BEGIN Task input

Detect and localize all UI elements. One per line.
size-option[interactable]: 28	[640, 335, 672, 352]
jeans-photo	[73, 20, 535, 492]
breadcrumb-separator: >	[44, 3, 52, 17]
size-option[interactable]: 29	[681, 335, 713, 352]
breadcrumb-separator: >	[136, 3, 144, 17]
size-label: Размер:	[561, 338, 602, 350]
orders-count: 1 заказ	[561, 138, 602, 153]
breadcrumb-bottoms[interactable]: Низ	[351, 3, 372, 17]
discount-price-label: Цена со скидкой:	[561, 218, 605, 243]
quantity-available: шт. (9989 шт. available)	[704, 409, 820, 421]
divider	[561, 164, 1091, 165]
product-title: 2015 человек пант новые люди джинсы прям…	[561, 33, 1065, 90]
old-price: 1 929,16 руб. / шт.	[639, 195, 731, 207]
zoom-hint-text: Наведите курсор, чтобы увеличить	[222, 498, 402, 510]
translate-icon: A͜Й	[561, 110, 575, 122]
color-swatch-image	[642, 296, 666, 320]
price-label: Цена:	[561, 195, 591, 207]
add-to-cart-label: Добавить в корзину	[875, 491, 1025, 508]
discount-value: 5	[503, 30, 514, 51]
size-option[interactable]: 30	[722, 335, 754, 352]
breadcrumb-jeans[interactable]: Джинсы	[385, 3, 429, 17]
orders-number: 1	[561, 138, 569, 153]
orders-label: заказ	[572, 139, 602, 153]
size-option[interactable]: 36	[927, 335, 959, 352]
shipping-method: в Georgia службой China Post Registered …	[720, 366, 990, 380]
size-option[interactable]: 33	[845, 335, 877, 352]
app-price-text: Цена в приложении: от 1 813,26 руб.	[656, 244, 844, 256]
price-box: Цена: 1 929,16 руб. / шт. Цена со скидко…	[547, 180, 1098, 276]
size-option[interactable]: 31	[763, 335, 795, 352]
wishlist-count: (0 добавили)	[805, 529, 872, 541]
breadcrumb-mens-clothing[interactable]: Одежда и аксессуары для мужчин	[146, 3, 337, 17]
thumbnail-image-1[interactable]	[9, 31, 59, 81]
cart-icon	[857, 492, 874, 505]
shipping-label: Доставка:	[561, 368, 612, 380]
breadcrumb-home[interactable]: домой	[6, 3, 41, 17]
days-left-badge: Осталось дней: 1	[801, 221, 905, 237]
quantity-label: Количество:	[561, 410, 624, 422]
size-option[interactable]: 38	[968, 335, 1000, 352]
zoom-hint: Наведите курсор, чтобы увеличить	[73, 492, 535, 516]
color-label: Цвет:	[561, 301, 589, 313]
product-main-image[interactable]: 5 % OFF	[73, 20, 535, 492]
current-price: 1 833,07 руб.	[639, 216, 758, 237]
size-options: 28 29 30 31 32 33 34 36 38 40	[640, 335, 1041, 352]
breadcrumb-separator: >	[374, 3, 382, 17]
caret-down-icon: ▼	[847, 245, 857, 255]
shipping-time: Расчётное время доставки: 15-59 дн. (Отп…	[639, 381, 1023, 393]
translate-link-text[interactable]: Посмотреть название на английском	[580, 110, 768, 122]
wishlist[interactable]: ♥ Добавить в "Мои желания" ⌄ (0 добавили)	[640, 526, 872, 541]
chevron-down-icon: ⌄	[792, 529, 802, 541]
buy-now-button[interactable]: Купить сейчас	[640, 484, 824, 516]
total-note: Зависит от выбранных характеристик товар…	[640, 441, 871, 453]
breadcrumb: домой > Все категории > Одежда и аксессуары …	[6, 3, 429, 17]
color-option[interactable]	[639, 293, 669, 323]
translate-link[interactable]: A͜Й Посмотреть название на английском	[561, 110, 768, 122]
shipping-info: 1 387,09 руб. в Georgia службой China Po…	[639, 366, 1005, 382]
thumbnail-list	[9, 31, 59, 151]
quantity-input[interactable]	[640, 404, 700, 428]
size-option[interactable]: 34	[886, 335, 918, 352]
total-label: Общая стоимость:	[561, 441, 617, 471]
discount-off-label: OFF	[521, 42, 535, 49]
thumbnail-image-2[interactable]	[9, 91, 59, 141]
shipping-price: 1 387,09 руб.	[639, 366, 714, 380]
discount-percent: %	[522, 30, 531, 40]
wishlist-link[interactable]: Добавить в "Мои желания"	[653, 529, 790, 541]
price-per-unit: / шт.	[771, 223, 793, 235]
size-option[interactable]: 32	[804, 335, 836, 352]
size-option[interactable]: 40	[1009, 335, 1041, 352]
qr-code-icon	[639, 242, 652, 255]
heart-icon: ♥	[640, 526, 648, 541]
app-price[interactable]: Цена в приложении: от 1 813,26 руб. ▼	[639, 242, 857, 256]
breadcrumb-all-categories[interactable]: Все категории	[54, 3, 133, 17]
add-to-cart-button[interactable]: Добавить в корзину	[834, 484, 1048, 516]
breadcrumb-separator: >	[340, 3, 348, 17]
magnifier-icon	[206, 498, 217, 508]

END Task input

# Stated problem
Extract every line of the material above and reproduce each one verbatim, in its original order.

# Solved exercise
Detect and localize all UI elements. One per line.
size-option[interactable]: 28	[640, 335, 672, 352]
jeans-photo	[73, 20, 535, 492]
breadcrumb-separator: >	[44, 3, 52, 17]
size-option[interactable]: 29	[681, 335, 713, 352]
breadcrumb-separator: >	[136, 3, 144, 17]
size-label: Размер:	[561, 338, 602, 350]
orders-count: 1 заказ	[561, 138, 602, 153]
breadcrumb-bottoms[interactable]: Низ	[351, 3, 372, 17]
discount-price-label: Цена со скидкой:	[561, 218, 605, 243]
quantity-available: шт. (9989 шт. available)	[704, 409, 820, 421]
divider	[561, 164, 1091, 165]
product-title: 2015 человек пант новые люди джинсы прям…	[561, 33, 1065, 90]
old-price: 1 929,16 руб. / шт.	[639, 195, 731, 207]
zoom-hint-text: Наведите курсор, чтобы увеличить	[222, 498, 402, 510]
translate-icon: A͜Й	[561, 110, 575, 122]
color-swatch-image	[642, 296, 666, 320]
price-label: Цена:	[561, 195, 591, 207]
add-to-cart-label: Добавить в корзину	[875, 491, 1025, 508]
discount-value: 5	[503, 30, 514, 51]
size-option[interactable]: 30	[722, 335, 754, 352]
breadcrumb-jeans[interactable]: Джинсы	[385, 3, 429, 17]
orders-number: 1	[561, 138, 569, 153]
orders-label: заказ	[572, 139, 602, 153]
size-option[interactable]: 36	[927, 335, 959, 352]
shipping-method: в Georgia службой China Post Registered …	[720, 366, 990, 380]
size-option[interactable]: 33	[845, 335, 877, 352]
app-price-text: Цена в приложении: от 1 813,26 руб.	[656, 244, 844, 256]
price-box: Цена: 1 929,16 руб. / шт. Цена со скидко…	[547, 180, 1098, 276]
size-option[interactable]: 31	[763, 335, 795, 352]
wishlist-count: (0 добавили)	[805, 529, 872, 541]
breadcrumb-mens-clothing[interactable]: Одежда и аксессуары для мужчин	[146, 3, 337, 17]
thumbnail-image-1[interactable]	[9, 31, 59, 81]
cart-icon	[857, 492, 874, 505]
shipping-label: Доставка:	[561, 368, 612, 380]
breadcrumb-home[interactable]: домой	[6, 3, 41, 17]
days-left-badge: Осталось дней: 1	[801, 221, 905, 237]
quantity-label: Количество:	[561, 410, 624, 422]
size-option[interactable]: 38	[968, 335, 1000, 352]
zoom-hint: Наведите курсор, чтобы увеличить	[73, 492, 535, 516]
color-label: Цвет:	[561, 301, 589, 313]
product-main-image[interactable]: 5 % OFF	[73, 20, 535, 492]
current-price: 1 833,07 руб.	[639, 216, 758, 237]
size-options: 28 29 30 31 32 33 34 36 38 40	[640, 335, 1041, 352]
breadcrumb-separator: >	[374, 3, 382, 17]
caret-down-icon: ▼	[847, 245, 857, 255]
shipping-time: Расчётное время доставки: 15-59 дн. (Отп…	[639, 381, 1023, 393]
translate-link-text[interactable]: Посмотреть название на английском	[580, 110, 768, 122]
wishlist[interactable]: ♥ Добавить в "Мои желания" ⌄ (0 добавили)	[640, 526, 872, 541]
chevron-down-icon: ⌄	[792, 529, 802, 541]
buy-now-button[interactable]: Купить сейчас	[640, 484, 824, 516]
total-note: Зависит от выбранных характеристик товар…	[640, 441, 871, 453]
breadcrumb: домой > Все категории > Одежда и аксессуары …	[6, 3, 429, 17]
color-option[interactable]	[639, 293, 669, 323]
translate-link[interactable]: A͜Й Посмотреть название на английском	[561, 110, 768, 122]
shipping-info: 1 387,09 руб. в Georgia службой China Po…	[639, 366, 1005, 382]
thumbnail-list	[9, 31, 59, 151]
quantity-input[interactable]	[640, 404, 700, 428]
size-option[interactable]: 34	[886, 335, 918, 352]
total-label: Общая стоимость:	[561, 441, 617, 471]
discount-off-label: OFF	[521, 42, 535, 49]
thumbnail-image-2[interactable]	[9, 91, 59, 141]
shipping-price: 1 387,09 руб.	[639, 366, 714, 380]
discount-percent: %	[522, 30, 531, 40]
wishlist-link[interactable]: Добавить в "Мои желания"	[653, 529, 790, 541]
price-per-unit: / шт.	[771, 223, 793, 235]
size-option[interactable]: 32	[804, 335, 836, 352]
size-option[interactable]: 40	[1009, 335, 1041, 352]
qr-code-icon	[639, 242, 652, 255]
heart-icon: ♥	[640, 526, 648, 541]
app-price[interactable]: Цена в приложении: от 1 813,26 руб. ▼	[639, 242, 857, 256]
breadcrumb-all-categories[interactable]: Все категории	[54, 3, 133, 17]
add-to-cart-button[interactable]: Добавить в корзину	[834, 484, 1048, 516]
breadcrumb-separator: >	[340, 3, 348, 17]
magnifier-icon	[206, 498, 217, 508]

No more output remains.